Wymagania zadania ::
Przepisz bez zmian wiersze z poniższych wpisów: zacznij od wiersza, który zawiera „Patent image size: (975, 883).”, i zakończ na wierszu, który zawiera „The enlarged diameter”, oba włącznie.

Dane wejściowe ::
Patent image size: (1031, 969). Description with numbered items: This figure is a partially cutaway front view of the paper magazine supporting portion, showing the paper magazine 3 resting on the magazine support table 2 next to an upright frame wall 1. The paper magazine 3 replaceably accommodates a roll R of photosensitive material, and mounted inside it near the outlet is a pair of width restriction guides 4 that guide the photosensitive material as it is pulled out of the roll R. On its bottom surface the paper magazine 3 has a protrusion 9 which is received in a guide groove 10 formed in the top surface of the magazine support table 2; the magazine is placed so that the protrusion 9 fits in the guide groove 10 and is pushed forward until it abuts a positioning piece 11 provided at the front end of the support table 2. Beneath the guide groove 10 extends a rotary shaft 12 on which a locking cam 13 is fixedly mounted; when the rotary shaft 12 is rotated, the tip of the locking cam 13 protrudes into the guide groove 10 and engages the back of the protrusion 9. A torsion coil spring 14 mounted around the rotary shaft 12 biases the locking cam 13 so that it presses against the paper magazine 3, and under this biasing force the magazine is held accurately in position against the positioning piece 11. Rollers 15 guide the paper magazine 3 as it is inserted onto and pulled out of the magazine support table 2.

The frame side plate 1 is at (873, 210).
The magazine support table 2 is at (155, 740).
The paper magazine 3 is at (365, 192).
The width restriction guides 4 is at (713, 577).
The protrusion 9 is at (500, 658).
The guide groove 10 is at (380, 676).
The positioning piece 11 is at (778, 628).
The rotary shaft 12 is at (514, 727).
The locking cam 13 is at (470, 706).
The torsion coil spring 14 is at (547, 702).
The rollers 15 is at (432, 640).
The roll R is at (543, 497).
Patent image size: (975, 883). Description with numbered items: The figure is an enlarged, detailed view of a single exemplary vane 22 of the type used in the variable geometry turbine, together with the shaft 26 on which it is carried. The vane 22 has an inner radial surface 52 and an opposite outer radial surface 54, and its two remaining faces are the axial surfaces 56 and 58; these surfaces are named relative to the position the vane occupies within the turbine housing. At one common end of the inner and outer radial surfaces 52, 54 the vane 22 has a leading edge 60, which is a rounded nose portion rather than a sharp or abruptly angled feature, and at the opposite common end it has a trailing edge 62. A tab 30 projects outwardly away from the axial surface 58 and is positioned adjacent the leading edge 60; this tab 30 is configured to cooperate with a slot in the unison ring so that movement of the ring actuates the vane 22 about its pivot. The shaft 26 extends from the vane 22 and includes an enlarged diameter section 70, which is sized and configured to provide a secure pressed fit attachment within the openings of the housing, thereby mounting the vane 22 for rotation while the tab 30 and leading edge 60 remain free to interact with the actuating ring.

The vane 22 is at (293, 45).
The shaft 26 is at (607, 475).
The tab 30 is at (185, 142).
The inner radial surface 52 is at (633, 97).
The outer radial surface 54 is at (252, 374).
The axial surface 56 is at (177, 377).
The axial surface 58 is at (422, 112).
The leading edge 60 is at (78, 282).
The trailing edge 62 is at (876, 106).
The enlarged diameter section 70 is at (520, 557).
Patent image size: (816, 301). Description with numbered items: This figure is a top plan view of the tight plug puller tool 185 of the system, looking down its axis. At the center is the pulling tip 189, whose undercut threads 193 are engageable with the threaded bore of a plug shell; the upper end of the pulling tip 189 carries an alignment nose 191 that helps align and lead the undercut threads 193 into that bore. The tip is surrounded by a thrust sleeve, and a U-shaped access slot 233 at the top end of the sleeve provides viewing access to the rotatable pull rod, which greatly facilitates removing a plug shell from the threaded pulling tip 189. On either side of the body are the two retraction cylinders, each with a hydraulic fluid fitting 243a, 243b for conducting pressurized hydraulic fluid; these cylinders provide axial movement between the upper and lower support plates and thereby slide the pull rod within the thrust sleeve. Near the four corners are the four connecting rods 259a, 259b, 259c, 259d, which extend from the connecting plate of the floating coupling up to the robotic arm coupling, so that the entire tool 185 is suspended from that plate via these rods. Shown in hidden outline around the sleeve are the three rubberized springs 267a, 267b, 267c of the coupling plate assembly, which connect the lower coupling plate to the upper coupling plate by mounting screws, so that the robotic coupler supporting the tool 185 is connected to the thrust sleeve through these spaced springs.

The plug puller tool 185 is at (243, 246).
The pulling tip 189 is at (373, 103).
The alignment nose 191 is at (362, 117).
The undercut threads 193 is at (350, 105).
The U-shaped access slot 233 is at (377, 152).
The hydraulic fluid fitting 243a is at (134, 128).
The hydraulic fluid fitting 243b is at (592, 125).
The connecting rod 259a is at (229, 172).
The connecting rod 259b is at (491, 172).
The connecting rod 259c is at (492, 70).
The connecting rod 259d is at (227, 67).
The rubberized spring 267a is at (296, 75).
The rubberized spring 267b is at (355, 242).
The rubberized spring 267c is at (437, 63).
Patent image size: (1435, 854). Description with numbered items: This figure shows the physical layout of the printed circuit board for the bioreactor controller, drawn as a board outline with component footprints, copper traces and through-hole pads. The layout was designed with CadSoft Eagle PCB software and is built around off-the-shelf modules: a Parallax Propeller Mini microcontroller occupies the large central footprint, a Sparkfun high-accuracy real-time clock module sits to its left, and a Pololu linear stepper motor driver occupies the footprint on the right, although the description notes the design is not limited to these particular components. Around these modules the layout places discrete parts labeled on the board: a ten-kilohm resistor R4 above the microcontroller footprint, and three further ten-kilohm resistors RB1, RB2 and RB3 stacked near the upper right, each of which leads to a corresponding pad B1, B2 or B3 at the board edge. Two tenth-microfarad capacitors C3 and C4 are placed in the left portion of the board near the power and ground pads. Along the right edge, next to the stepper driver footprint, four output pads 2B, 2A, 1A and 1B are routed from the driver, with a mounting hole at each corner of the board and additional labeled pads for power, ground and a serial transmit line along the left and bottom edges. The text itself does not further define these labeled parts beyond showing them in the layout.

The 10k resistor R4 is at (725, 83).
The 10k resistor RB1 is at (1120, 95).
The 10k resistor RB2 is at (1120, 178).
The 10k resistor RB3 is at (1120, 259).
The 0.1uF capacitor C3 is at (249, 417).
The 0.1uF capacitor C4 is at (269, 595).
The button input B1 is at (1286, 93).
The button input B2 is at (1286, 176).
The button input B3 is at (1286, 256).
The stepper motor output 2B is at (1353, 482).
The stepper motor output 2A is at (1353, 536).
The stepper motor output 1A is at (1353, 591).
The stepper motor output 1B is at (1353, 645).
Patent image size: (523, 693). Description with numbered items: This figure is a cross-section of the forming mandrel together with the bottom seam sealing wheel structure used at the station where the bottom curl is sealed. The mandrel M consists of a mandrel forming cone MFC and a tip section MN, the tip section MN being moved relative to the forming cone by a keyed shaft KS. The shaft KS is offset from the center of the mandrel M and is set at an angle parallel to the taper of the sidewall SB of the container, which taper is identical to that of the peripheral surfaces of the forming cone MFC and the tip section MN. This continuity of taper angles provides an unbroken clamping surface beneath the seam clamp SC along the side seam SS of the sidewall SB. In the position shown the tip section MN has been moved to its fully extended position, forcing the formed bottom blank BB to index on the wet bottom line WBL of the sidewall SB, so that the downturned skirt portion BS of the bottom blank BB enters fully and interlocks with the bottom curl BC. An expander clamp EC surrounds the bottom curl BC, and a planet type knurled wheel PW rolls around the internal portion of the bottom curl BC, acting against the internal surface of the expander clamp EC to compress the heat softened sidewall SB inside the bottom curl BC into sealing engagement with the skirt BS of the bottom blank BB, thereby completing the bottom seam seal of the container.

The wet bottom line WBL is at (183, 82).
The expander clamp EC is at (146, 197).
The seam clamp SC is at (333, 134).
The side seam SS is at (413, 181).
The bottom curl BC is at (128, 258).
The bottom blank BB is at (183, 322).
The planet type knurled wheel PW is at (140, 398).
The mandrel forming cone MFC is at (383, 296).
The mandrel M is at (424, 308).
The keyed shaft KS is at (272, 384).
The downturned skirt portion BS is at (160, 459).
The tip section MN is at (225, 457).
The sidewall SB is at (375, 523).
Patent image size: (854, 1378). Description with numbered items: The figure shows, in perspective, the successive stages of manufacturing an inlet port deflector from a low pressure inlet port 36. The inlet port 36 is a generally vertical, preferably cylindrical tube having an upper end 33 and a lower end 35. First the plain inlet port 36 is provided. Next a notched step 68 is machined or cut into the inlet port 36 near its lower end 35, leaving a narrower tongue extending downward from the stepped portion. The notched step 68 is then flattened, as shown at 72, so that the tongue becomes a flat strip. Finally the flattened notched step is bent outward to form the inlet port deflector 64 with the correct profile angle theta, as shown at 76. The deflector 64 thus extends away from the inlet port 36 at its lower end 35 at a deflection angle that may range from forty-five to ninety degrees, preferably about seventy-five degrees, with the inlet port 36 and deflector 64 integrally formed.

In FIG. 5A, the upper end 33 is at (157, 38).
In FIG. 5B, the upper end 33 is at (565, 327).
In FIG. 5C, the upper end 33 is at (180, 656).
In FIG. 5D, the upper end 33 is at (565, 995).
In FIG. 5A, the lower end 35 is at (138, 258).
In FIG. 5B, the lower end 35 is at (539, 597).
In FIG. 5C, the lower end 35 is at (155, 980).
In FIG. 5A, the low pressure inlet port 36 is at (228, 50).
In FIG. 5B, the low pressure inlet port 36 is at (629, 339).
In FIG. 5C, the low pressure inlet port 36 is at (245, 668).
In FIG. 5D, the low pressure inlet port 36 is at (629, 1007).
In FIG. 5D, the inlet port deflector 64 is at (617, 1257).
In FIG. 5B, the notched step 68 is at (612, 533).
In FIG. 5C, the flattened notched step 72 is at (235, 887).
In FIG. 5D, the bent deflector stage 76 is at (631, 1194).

Rozwiązanie ::
Patent image size: (975, 883). Description with numbered items: The figure is an enlarged, detailed view of a single exemplary vane 22 of the type used in the variable geometry turbine, together with the shaft 26 on which it is carried. The vane 22 has an inner radial surface 52 and an opposite outer radial surface 54, and its two remaining faces are the axial surfaces 56 and 58; these surfaces are named relative to the position the vane occupies within the turbine housing. At one common end of the inner and outer radial surfaces 52, 54 the vane 22 has a leading edge 60, which is a rounded nose portion rather than a sharp or abruptly angled feature, and at the opposite common end it has a trailing edge 62. A tab 30 projects outwardly away from the axial surface 58 and is positioned adjacent the leading edge 60; this tab 30 is configured to cooperate with a slot in the unison ring so that movement of the ring actuates the vane 22 about its pivot. The shaft 26 extends from the vane 22 and includes an enlarged diameter section 70, which is sized and configured to provide a secure pressed fit attachment within the openings of the housing, thereby mounting the vane 22 for rotation while the tab 30 and leading edge 60 remain free to interact with the actuating ring.

The vane 22 is at (293, 45).
The shaft 26 is at (607, 475).
The tab 30 is at (185, 142).
The inner radial surface 52 is at (633, 97).
The outer radial surface 54 is at (252, 374).
The axial surface 56 is at (177, 377).
The axial surface 58 is at (422, 112).
The leading edge 60 is at (78, 282).
The trailing edge 62 is at (876, 106).
The enlarged diameter section 70 is at (520, 557).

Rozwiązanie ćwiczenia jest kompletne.